• **SELECTED TEXT**
The commitment to your own abundance NEEDS to come before the monogamous sexual commitment to the other.

So, for a seducer who commits to only having sex with one woman, this means still being social, going out, meeting new people often, having other relationships and having boundaries with your monogamous woman, so that you have the power to walkaway if the relationship is pulling you down rather than empowering you.

I think most women do this well because they often maintain orbiters and friends while many men get in a relationship and go "well, I've now solved my love life so I have no need to be social".

For instance alex hormozi said something similar "by marrying my wife I've now got my love life solved so I can spend more time focusing on my business".


I think seeking to fully "solve" a core area of your life like that is a foolish pursuit because it's an AREA (infinite scope) not a PROJECT (finite completion).

You can always get better at social skills/influence, just as you can always get healthier/more in shape (fitness) always develop more control over your mind (meditation) and always make more money/generate more value in a marketplace/industry (wealth).



Many guys I know I've seen get into a relationship and then become reclusive. I did this as well. And I think for a lot of guys it's because they went into "dating" with a subconscious goal of "I'm only improving myself and my social skills UNTIL I find a girlfriend I deem good enough". For me I DEFINITELY did not have this goal CONSCIOUSLY, but subconsciously it must be true that I was secretly pursuing it.

• **RECORDS SUPPLIED**
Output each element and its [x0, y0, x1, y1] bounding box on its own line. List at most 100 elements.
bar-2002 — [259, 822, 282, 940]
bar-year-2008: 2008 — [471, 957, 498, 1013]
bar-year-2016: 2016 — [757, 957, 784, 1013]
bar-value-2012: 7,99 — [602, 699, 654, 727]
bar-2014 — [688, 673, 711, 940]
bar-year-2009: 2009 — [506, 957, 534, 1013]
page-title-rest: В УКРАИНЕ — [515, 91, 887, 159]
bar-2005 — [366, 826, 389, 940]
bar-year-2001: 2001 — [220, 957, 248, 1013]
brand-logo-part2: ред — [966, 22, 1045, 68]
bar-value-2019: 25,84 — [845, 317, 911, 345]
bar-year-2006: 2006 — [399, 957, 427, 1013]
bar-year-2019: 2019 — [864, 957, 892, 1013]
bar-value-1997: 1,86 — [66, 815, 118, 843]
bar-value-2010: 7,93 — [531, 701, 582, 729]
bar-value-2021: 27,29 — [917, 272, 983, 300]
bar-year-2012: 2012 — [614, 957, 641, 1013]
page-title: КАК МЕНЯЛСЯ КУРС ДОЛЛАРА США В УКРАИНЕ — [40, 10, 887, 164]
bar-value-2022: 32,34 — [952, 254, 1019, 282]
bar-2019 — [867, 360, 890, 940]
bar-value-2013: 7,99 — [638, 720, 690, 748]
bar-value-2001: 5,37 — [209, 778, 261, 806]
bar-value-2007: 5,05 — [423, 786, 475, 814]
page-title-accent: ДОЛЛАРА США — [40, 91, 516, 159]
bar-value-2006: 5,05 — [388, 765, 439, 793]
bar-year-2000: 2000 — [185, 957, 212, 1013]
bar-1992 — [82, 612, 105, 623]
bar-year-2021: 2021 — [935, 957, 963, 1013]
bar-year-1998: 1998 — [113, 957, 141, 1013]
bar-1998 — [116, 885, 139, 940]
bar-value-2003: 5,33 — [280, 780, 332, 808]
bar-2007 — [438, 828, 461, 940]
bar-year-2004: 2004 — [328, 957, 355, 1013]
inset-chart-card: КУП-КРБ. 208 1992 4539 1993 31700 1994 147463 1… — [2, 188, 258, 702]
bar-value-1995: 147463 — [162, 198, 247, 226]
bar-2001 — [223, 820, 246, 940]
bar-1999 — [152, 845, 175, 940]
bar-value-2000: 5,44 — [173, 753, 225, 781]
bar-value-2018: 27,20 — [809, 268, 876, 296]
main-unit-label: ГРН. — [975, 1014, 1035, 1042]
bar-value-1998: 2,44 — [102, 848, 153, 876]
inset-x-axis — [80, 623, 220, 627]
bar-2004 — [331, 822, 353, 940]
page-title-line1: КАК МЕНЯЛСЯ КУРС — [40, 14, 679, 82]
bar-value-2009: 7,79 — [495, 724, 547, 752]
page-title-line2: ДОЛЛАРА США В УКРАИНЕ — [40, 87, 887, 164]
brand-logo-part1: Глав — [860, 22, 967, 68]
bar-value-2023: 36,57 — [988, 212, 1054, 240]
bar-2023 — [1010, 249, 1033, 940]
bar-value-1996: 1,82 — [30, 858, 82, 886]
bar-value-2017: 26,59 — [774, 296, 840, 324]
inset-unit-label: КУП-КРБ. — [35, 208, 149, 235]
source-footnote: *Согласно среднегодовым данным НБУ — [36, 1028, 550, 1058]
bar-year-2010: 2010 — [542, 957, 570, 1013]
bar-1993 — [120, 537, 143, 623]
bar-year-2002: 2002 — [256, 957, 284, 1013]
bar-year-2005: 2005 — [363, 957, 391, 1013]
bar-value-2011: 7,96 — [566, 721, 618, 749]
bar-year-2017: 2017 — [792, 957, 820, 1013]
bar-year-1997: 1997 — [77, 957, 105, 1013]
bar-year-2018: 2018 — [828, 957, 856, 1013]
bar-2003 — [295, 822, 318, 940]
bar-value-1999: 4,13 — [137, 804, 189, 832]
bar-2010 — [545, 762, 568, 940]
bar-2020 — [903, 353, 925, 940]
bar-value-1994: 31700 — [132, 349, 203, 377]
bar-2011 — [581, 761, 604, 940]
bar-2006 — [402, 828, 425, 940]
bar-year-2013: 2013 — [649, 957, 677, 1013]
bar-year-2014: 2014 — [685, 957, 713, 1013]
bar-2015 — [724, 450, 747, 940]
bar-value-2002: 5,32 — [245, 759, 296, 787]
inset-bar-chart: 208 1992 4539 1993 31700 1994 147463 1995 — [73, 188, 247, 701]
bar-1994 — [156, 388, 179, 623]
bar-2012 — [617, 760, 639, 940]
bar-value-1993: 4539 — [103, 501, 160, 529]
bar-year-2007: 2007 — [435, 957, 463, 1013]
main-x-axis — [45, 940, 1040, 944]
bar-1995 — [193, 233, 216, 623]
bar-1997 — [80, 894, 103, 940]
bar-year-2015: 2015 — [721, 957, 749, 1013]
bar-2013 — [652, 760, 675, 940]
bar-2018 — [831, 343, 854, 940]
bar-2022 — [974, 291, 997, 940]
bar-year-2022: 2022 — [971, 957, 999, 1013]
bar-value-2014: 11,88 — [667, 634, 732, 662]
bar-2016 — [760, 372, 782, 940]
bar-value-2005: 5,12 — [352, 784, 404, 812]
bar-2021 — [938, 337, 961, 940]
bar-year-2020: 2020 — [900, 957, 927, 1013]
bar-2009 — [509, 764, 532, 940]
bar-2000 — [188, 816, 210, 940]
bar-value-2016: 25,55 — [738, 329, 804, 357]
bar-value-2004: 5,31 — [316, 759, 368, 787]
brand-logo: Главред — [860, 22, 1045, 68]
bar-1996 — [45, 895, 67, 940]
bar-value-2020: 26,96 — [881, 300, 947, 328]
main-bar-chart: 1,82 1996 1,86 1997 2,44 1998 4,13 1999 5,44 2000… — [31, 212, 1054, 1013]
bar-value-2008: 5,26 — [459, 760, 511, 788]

• **TASK 1**
Copy the passage about staying social in a relationship word for word, beginning at the words "I think most" and stopping after "a marketplace/industry (wealth).".
• **TASK 2**
Repeat the opening lines of the entries verbatim, beginning at their very first line and stopping after the line that contains "bar-value-2010: 7,93 — [531, 701, 582, 729]".
The entries have no connection to the text.

• **FINAL RESULT 1**
I think most women do this well because they often maintain orbiters and friends while many men get in a relationship and go "well, I've now solved my love life so I have no need to be social".

For instance alex hormozi said something similar "by marrying my wife I've now got my love life solved so I can spend more time focusing on my business".


I think seeking to fully "solve" a core area of your life like that is a foolish pursuit because it's an AREA (infinite scope) not a PROJECT (finite completion).

You can always get better at social skills/influence, just as you can always get healthier/more in shape (fitness) always develop more control over your mind (meditation) and always make more money/generate more value in a marketplace/industry (wealth).

• **FINAL RESULT 2**
Output each element and its [x0, y0, x1, y1] bounding box on its own line. List at most 100 elements.
bar-2002 — [259, 822, 282, 940]
bar-year-2008: 2008 — [471, 957, 498, 1013]
bar-year-2016: 2016 — [757, 957, 784, 1013]
bar-value-2012: 7,99 — [602, 699, 654, 727]
bar-2014 — [688, 673, 711, 940]
bar-year-2009: 2009 — [506, 957, 534, 1013]
page-title-rest: В УКРАИНЕ — [515, 91, 887, 159]
bar-2005 — [366, 826, 389, 940]
bar-year-2001: 2001 — [220, 957, 248, 1013]
brand-logo-part2: ред — [966, 22, 1045, 68]
bar-value-2019: 25,84 — [845, 317, 911, 345]
bar-year-2006: 2006 — [399, 957, 427, 1013]
bar-year-2019: 2019 — [864, 957, 892, 1013]
bar-value-1997: 1,86 — [66, 815, 118, 843]
bar-value-2010: 7,93 — [531, 701, 582, 729]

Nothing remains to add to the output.